DESCRIPTION OF THE TASK: Copy every line in which the string "hemorrhage" occurs.

** START OF MATERIAL FOR THE TASK **

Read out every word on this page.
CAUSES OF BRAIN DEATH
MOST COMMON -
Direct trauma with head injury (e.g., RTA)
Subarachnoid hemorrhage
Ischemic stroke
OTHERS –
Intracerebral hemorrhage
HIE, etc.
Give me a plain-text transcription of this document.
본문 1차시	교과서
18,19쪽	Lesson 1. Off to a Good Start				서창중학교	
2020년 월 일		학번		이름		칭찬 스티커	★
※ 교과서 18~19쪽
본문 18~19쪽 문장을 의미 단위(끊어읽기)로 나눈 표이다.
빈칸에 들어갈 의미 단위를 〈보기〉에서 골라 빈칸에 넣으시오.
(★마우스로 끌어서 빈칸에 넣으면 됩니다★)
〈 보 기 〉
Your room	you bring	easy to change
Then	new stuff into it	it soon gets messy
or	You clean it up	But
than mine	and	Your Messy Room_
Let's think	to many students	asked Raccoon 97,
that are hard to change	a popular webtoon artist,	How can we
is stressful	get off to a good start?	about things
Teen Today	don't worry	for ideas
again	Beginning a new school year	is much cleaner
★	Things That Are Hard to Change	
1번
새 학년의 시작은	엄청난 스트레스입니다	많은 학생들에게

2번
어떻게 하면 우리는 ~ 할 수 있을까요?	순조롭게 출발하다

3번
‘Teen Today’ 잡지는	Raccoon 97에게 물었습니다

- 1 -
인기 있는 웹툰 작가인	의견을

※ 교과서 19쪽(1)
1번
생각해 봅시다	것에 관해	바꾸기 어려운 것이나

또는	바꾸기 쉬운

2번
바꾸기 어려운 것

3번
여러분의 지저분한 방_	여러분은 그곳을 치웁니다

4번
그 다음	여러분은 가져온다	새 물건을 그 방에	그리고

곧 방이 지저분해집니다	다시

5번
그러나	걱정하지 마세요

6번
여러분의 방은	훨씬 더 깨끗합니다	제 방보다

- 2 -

** END OF MATERIAL FOR THE TASK **

RESULT OF THIS TASK:
Subarachnoid hemorrhage
Intracerebral hemorrhage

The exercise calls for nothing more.